Records supplied
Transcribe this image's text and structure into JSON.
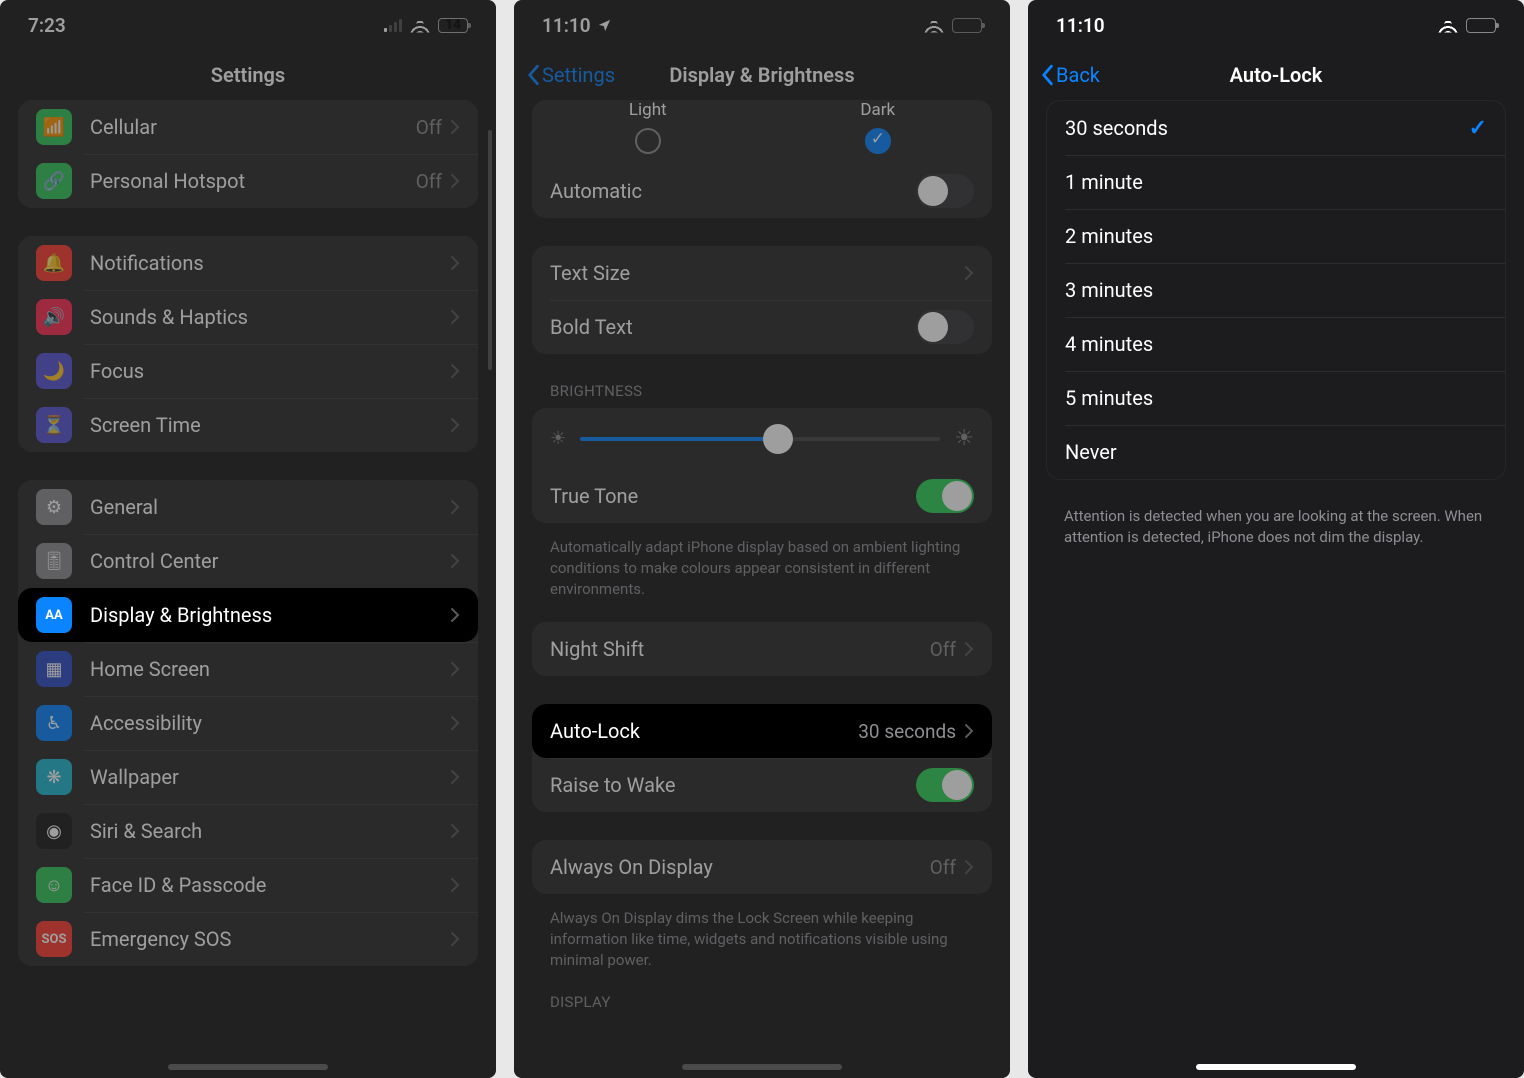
{
  "pane1": {
    "status": {
      "time": "7:23",
      "battery_pct": "14"
    },
    "title": "Settings",
    "groupA": [
      {
        "icon": "antenna",
        "color": "#34c759",
        "label": "Cellular",
        "value": "Off"
      },
      {
        "icon": "link",
        "color": "#34c759",
        "label": "Personal Hotspot",
        "value": "Off"
      }
    ],
    "groupB": [
      {
        "icon": "bell",
        "color": "#ff3b30",
        "label": "Notifications"
      },
      {
        "icon": "sound",
        "color": "#ff2d55",
        "label": "Sounds & Haptics"
      },
      {
        "icon": "moon",
        "color": "#5856d6",
        "label": "Focus"
      },
      {
        "icon": "timer",
        "color": "#5856d6",
        "label": "Screen Time"
      }
    ],
    "groupC": [
      {
        "icon": "gear",
        "color": "#8e8e93",
        "label": "General"
      },
      {
        "icon": "switches",
        "color": "#8e8e93",
        "label": "Control Center"
      },
      {
        "icon": "AA",
        "color": "#0a84ff",
        "label": "Display & Brightness",
        "hl": true
      },
      {
        "icon": "grid",
        "color": "#2f4ec7",
        "label": "Home Screen"
      },
      {
        "icon": "access",
        "color": "#0a84ff",
        "label": "Accessibility"
      },
      {
        "icon": "flower",
        "color": "#22b8cf",
        "label": "Wallpaper"
      },
      {
        "icon": "siri",
        "color": "#1c1c1e",
        "label": "Siri & Search"
      },
      {
        "icon": "face",
        "color": "#34c759",
        "label": "Face ID & Passcode"
      },
      {
        "icon": "sos",
        "color": "#ff3b30",
        "label": "Emergency SOS"
      }
    ]
  },
  "pane2": {
    "status": {
      "time": "11:10"
    },
    "back": "Settings",
    "title": "Display & Brightness",
    "appearance": {
      "opt1": "Light",
      "opt2": "Dark",
      "selected": 2
    },
    "automatic_label": "Automatic",
    "textsize_label": "Text Size",
    "boldtext_label": "Bold Text",
    "brightness_header": "BRIGHTNESS",
    "brightness_pct": 55,
    "truetone_label": "True Tone",
    "truetone_footer": "Automatically adapt iPhone display based on ambient lighting conditions to make colours appear consistent in different environments.",
    "nightshift_label": "Night Shift",
    "nightshift_value": "Off",
    "autolock_label": "Auto-Lock",
    "autolock_value": "30 seconds",
    "raise_label": "Raise to Wake",
    "aod_label": "Always On Display",
    "aod_value": "Off",
    "aod_footer": "Always On Display dims the Lock Screen while keeping information like time, widgets and notifications visible using minimal power.",
    "display_header": "DISPLAY"
  },
  "pane3": {
    "status": {
      "time": "11:10"
    },
    "back": "Back",
    "title": "Auto-Lock",
    "options": [
      "30 seconds",
      "1 minute",
      "2 minutes",
      "3 minutes",
      "4 minutes",
      "5 minutes",
      "Never"
    ],
    "selected_index": 0,
    "footer": "Attention is detected when you are looking at the screen. When attention is detected, iPhone does not dim the display."
  }
}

Problem to work on
Without the pictures, transcribe the listing above exactly.

Reply
Transcribe this image's text and structure into JSON.
{
  "pane1": {
    "status": {
      "time": "7:23",
      "battery_pct": "14"
    },
    "title": "Settings",
    "groupA": [
      {
        "icon": "antenna",
        "color": "#34c759",
        "label": "Cellular",
        "value": "Off"
      },
      {
        "icon": "link",
        "color": "#34c759",
        "label": "Personal Hotspot",
        "value": "Off"
      }
    ],
    "groupB": [
      {
        "icon": "bell",
        "color": "#ff3b30",
        "label": "Notifications"
      },
      {
        "icon": "sound",
        "color": "#ff2d55",
        "label": "Sounds & Haptics"
      },
      {
        "icon": "moon",
        "color": "#5856d6",
        "label": "Focus"
      },
      {
        "icon": "timer",
        "color": "#5856d6",
        "label": "Screen Time"
      }
    ],
    "groupC": [
      {
        "icon": "gear",
        "color": "#8e8e93",
        "label": "General"
      },
      {
        "icon": "switches",
        "color": "#8e8e93",
        "label": "Control Center"
      },
      {
        "icon": "AA",
        "color": "#0a84ff",
        "label": "Display & Brightness",
        "hl": true
      },
      {
        "icon": "grid",
        "color": "#2f4ec7",
        "label": "Home Screen"
      },
      {
        "icon": "access",
        "color": "#0a84ff",
        "label": "Accessibility"
      },
      {
        "icon": "flower",
        "color": "#22b8cf",
        "label": "Wallpaper"
      },
      {
        "icon": "siri",
        "color": "#1c1c1e",
        "label": "Siri & Search"
      },
      {
        "icon": "face",
        "color": "#34c759",
        "label": "Face ID & Passcode"
      },
      {
        "icon": "sos",
        "color": "#ff3b30",
        "label": "Emergency SOS"
      }
    ]
  },
  "pane2": {
    "status": {
      "time": "11:10"
    },
    "back": "Settings",
    "title": "Display & Brightness",
    "appearance": {
      "opt1": "Light",
      "opt2": "Dark",
      "selected": 2
    },
    "automatic_label": "Automatic",
    "textsize_label": "Text Size",
    "boldtext_label": "Bold Text",
    "brightness_header": "BRIGHTNESS",
    "brightness_pct": 55,
    "truetone_label": "True Tone",
    "truetone_footer": "Automatically adapt iPhone display based on ambient lighting conditions to make colours appear consistent in different environments.",
    "nightshift_label": "Night Shift",
    "nightshift_value": "Off",
    "autolock_label": "Auto-Lock",
    "autolock_value": "30 seconds",
    "raise_label": "Raise to Wake",
    "aod_label": "Always On Display",
    "aod_value": "Off",
    "aod_footer": "Always On Display dims the Lock Screen while keeping information like time, widgets and notifications visible using minimal power.",
    "display_header": "DISPLAY"
  },
  "pane3": {
    "status": {
      "time": "11:10"
    },
    "back": "Back",
    "title": "Auto-Lock",
    "options": [
      "30 seconds",
      "1 minute",
      "2 minutes",
      "3 minutes",
      "4 minutes",
      "5 minutes",
      "Never"
    ],
    "selected_index": 0,
    "footer": "Attention is detected when you are looking at the screen. When attention is detected, iPhone does not dim the display."
  }
}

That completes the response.